Document text =
Maruhom AB- Philo 3B

A448 –Indigenous Philosophy

Indigenous People by Geoffrey Benjamin


Summary:

At first glance, the meaning of the word ‘indigenous’ might seem obvious. Indigenous
people have society, culture and languages for over half a century, and their changing life-
circumstances. Currently, the word is used as a label for at least six distinct social circumstances
even though they differ, sometimes profoundly. Since each of these circumstances engenders
its own political and legal consequences, they are clearly not all ‘indigenous’ in the same sense
or to the same extent.

Indigeneity a newly coined word that lumps together under a single portmanteau label the very
different circumstances listed below. Instead, as a more neutral cover-term, I suggest the word
‘indigenousness’, which has an older history than the recently coined ‘indigeneity’.

Indigeny is a concrete reality constituted of the historically maintained connections of


particular individuals and families to particular places.13 In the strictest sense, ‘indigeny’ should
therefore cease to characterise those who have moved away from their ancestral places.
Moreover, a person can be more or less indigenous with respect to any or all of several
features. First, place can be more narrowly or more broadly defined. Second, because indigeny
attaches primarily to individuals and families rather than to whole populations considered as
undifferentiated ‘peoples’ or ‘ethnic groups’, an individual’s own ancestors may have lived
there longer than someone else’s. Third, some ancestors may be considered more salient than
others, especially in the unilineal or unilaterally biased systems found in several parts of Asia.

Indigenism unlike indigeny and exogeny, which label a variety of socio-cultural circumstances,
indigenism identifies a set of overt political stances or ideologies. Indigenist discourse usually
relates to politically defined territories rather than to concrete individuated places, and is
therefore necessarily espoused within an exogenous, rather than indigenous, frame of action.

Given data =
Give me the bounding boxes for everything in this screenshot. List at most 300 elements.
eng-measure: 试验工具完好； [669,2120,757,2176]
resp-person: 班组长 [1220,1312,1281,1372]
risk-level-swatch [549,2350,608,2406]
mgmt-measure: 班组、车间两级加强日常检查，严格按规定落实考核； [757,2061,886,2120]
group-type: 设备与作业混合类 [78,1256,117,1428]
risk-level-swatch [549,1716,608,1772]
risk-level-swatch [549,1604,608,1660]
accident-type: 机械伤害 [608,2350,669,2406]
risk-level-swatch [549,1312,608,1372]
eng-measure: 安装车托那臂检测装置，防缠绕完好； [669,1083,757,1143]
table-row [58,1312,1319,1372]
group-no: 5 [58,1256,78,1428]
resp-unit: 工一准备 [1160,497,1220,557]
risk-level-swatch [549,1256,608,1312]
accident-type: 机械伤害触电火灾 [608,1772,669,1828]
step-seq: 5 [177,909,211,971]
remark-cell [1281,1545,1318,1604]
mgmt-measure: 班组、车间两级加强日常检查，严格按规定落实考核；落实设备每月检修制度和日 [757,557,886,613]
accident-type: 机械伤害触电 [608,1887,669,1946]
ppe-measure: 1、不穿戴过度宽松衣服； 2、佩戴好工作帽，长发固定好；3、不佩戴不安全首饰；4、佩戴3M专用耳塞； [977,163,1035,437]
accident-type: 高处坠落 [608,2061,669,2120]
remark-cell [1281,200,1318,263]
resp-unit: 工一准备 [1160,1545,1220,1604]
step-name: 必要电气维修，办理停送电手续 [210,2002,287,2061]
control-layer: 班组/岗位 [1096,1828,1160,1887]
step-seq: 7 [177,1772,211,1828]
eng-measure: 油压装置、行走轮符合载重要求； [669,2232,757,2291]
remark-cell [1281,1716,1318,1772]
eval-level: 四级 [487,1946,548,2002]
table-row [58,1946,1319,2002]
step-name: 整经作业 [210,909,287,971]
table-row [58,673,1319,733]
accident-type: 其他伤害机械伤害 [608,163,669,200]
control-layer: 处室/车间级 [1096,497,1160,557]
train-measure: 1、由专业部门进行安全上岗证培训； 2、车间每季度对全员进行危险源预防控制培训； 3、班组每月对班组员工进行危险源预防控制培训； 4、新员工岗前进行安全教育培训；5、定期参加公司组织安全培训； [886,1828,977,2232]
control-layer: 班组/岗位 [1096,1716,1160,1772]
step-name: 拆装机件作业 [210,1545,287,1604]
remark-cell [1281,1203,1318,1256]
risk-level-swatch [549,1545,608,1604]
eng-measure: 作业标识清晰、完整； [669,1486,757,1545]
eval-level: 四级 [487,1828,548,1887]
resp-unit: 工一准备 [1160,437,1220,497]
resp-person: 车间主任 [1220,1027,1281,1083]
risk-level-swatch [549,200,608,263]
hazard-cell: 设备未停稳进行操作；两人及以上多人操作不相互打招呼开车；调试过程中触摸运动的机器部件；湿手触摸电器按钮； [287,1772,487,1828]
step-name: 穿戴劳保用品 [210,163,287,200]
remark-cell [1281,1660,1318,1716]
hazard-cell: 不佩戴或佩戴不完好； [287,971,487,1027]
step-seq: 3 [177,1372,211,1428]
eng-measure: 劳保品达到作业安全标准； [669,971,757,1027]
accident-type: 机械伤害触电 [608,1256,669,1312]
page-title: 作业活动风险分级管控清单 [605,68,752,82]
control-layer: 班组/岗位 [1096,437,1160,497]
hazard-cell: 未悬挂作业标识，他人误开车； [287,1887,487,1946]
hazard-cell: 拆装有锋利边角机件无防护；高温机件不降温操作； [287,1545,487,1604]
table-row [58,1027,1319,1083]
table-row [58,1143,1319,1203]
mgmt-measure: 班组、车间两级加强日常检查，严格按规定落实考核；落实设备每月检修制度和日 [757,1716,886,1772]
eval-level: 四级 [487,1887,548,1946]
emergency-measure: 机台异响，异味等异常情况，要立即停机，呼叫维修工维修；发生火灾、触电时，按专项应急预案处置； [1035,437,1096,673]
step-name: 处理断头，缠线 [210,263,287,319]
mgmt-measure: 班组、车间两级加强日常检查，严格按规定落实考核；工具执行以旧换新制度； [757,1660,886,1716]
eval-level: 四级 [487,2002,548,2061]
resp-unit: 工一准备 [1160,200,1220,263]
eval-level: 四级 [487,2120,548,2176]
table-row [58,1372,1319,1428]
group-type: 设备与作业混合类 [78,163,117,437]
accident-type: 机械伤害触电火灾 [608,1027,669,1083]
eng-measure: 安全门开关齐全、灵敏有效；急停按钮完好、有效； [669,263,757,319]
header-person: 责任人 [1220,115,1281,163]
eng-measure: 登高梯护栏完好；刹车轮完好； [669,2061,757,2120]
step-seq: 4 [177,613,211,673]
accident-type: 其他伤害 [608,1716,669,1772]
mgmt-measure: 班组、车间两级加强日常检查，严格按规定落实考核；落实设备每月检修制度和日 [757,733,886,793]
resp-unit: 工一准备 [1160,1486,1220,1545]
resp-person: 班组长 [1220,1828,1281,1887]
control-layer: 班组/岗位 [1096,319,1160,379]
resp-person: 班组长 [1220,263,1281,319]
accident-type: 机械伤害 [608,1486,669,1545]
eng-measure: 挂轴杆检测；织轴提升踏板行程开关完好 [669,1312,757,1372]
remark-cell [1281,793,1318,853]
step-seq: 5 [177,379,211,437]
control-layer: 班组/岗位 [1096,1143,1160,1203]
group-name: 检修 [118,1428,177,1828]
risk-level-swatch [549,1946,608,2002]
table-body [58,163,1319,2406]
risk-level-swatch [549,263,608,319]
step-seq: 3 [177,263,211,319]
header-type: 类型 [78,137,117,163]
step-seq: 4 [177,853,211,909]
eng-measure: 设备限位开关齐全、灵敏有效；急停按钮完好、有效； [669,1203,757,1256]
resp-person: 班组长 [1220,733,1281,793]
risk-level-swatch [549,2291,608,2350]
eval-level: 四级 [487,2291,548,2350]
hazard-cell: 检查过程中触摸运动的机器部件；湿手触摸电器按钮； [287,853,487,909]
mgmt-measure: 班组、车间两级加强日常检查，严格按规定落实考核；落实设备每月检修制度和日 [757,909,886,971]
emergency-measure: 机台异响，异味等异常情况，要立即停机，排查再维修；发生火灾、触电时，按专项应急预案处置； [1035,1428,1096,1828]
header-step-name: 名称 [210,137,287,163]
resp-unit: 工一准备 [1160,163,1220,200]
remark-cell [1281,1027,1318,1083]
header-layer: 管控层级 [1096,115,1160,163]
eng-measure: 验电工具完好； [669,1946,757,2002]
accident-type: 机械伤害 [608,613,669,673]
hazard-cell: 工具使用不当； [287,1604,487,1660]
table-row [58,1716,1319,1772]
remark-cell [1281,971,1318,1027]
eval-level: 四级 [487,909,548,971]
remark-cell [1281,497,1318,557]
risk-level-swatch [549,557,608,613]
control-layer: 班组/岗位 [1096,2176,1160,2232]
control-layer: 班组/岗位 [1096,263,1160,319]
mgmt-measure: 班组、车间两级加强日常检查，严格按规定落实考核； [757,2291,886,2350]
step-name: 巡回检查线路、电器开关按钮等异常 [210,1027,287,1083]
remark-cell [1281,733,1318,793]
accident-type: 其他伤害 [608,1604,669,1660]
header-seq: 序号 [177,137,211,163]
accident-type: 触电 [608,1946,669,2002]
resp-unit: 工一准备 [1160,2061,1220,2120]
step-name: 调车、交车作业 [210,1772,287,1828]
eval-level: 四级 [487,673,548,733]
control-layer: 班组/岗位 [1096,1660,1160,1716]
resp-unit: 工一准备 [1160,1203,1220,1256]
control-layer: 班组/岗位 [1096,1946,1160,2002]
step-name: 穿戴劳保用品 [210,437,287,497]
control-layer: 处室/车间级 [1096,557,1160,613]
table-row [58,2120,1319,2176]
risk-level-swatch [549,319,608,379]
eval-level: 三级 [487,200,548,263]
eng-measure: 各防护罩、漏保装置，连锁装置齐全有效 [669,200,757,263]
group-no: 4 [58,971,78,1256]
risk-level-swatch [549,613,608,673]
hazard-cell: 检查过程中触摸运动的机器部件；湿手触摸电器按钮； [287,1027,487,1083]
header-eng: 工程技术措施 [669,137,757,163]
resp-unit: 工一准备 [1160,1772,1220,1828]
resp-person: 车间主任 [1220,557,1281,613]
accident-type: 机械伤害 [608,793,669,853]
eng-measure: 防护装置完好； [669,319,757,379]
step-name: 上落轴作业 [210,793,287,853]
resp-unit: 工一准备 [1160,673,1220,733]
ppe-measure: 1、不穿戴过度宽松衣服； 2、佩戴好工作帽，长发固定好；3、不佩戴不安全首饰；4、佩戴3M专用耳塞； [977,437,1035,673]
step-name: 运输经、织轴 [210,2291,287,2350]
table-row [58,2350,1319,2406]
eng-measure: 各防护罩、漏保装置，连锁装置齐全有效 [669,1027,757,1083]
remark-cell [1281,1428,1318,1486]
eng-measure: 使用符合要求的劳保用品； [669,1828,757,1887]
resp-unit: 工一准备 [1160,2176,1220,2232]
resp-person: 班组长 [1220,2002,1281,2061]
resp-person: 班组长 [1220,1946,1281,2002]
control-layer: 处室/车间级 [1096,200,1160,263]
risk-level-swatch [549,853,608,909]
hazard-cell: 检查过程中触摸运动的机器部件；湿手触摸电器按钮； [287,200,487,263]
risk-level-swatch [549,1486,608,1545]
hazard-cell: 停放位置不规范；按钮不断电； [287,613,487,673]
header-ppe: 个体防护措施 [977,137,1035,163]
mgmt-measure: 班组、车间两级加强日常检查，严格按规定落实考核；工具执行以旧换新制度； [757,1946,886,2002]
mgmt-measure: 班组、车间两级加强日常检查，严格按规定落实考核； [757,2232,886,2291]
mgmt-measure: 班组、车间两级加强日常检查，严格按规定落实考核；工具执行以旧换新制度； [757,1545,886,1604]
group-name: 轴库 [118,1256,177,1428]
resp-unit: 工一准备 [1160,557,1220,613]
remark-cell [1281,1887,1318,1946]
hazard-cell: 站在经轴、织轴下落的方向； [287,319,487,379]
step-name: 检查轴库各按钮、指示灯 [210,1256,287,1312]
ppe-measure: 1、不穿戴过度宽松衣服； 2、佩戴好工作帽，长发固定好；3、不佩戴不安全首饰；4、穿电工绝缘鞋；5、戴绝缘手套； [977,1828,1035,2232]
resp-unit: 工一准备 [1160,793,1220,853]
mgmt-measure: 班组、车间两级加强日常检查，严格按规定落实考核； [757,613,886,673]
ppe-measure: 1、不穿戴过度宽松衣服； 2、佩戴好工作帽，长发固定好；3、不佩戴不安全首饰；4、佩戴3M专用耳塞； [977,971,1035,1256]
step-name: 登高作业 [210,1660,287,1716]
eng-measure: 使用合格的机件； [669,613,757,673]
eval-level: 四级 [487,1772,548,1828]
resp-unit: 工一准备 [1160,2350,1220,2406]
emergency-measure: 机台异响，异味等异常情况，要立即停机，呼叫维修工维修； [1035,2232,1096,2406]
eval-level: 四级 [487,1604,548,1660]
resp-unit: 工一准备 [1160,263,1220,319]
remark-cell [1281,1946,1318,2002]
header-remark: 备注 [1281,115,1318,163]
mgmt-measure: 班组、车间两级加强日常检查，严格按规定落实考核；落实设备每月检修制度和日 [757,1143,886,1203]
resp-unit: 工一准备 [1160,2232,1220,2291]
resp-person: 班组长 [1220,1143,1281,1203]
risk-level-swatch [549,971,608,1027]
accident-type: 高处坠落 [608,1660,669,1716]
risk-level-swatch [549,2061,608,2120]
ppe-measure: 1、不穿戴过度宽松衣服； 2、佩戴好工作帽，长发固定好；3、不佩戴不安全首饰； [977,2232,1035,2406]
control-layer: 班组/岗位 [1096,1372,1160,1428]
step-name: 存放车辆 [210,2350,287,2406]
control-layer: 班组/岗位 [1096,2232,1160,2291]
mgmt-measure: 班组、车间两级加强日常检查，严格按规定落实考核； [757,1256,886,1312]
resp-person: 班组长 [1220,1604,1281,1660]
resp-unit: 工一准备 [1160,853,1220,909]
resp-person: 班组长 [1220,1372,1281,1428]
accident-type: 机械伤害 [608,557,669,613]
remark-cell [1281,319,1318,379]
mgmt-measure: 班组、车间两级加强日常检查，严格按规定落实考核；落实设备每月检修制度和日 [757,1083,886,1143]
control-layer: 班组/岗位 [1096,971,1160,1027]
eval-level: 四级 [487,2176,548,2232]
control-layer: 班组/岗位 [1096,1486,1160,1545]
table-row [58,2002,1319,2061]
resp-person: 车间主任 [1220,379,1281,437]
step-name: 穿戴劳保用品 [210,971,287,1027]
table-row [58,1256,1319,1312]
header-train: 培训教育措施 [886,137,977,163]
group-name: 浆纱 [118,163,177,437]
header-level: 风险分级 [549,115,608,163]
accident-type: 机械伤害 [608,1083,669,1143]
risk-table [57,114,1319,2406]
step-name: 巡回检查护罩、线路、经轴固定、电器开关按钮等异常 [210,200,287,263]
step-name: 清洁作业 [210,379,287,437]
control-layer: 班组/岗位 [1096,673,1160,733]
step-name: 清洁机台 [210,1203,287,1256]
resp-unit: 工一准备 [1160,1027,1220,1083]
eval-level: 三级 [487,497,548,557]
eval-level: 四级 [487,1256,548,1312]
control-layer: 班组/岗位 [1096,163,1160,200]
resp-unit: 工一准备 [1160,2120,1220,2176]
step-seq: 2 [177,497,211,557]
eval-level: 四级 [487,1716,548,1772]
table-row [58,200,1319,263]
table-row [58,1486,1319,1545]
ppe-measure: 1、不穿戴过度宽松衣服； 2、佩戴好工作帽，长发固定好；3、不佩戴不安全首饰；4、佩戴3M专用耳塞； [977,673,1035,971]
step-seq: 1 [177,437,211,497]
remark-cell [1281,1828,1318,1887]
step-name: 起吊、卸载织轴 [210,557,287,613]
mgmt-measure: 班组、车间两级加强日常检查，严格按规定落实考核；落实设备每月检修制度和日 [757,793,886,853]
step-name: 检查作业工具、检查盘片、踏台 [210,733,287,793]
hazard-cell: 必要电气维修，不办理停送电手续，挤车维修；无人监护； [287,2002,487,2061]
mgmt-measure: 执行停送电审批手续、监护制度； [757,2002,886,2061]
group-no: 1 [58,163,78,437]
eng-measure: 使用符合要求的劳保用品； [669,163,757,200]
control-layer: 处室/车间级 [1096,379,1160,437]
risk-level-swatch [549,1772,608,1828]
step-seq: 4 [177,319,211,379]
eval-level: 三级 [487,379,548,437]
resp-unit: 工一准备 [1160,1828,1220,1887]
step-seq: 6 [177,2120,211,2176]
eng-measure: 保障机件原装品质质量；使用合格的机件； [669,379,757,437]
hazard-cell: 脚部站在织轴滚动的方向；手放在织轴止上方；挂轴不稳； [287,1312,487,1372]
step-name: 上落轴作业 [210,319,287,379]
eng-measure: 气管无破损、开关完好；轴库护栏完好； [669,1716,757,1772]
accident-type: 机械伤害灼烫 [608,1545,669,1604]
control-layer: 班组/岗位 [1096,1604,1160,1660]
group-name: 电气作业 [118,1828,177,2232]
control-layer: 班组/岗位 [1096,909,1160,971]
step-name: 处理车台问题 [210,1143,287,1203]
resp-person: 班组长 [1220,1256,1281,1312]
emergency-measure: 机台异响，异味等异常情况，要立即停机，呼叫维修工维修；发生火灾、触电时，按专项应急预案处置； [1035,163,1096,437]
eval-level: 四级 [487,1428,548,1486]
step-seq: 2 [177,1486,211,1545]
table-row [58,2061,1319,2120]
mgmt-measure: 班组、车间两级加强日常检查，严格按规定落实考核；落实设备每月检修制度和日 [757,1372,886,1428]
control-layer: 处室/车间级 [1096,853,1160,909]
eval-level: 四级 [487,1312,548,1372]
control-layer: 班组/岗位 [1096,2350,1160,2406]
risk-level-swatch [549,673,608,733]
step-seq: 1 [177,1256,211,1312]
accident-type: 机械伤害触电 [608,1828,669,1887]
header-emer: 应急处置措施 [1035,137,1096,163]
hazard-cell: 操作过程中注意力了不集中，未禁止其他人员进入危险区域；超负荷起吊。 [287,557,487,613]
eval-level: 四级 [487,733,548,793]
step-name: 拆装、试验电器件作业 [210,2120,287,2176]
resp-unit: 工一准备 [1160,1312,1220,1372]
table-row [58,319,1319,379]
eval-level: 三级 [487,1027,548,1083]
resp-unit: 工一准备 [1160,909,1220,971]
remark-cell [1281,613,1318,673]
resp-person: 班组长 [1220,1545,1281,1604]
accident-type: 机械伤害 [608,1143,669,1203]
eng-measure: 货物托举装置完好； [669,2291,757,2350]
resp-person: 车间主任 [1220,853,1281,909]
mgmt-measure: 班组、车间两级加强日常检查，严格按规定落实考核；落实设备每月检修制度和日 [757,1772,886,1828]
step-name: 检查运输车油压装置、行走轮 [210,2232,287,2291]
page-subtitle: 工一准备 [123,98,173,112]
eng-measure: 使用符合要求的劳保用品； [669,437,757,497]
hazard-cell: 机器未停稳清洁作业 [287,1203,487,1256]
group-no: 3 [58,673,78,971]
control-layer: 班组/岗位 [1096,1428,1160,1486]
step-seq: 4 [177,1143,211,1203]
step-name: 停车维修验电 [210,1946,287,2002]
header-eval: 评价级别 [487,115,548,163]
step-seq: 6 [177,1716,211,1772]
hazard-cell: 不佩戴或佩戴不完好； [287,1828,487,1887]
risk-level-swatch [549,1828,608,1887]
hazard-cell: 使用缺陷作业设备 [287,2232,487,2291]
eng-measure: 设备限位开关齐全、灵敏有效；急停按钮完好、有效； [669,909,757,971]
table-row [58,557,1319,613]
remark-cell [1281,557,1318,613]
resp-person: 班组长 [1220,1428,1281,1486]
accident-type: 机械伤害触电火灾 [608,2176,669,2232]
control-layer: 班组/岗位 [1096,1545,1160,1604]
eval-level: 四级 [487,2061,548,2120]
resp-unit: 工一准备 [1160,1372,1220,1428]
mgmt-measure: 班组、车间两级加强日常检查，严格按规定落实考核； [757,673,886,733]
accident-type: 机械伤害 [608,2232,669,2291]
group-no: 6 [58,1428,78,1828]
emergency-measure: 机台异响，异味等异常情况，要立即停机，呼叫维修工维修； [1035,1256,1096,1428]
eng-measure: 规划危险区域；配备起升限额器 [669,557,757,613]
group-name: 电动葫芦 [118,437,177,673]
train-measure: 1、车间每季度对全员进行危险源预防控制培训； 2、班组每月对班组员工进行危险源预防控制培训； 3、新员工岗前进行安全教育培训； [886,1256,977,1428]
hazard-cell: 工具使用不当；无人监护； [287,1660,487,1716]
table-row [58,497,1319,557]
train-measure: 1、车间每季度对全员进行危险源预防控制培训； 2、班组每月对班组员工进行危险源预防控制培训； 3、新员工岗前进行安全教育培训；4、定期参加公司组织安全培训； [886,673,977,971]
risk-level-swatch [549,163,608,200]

To do =
1 - From the summary on indigenous people, reproduce the passage starting with "A448 –Indigenous Philosophy" and going on through "the same extent.".
2 - Answer these questions from the summary on indigenous people:
(a) For at least how many distinct social circumstances is the word 'indigenous' currently used as a label?
(b) What word does the summary propose as a more neutral cover-term?
(c) What does indigenism identify?
3 - Decide whether each statement agrees with the summary on indigenous people, and support each yes or no with the deciding words of the summary:
(a) The word 'indigeneity' has an older history than 'indigenousness'.
(b) Indigeny attaches primarily to individuals and families rather than to whole populations.
(c) Indigenist discourse usually relates to concrete individuated places.

Replies =
1 -
A448 –Indigenous Philosophy

Indigenous People by Geoffrey Benjamin


Summary:

At first glance, the meaning of the word ‘indigenous’ might seem obvious. Indigenous
people have society, culture and languages for over half a century, and their changing life-
circumstances. Currently, the word is used as a label for at least six distinct social circumstances
even though they differ, sometimes profoundly. Since each of these circumstances engenders
its own political and legal consequences, they are clearly not all ‘indigenous’ in the same sense
or to the same extent.

2 -
(a) Six.
(b) 'Indigenousness'.
(c) A set of overt political stances or ideologies.

3 -
(a) No: "‘indigenousness’, which has an older history than the recently coined ‘indigeneity’."
(b) Yes: "indigeny attaches primarily to individuals and families rather than to whole populations"
(c) No: "Indigenist discourse usually relates to politically defined territories rather than to concrete individuated places"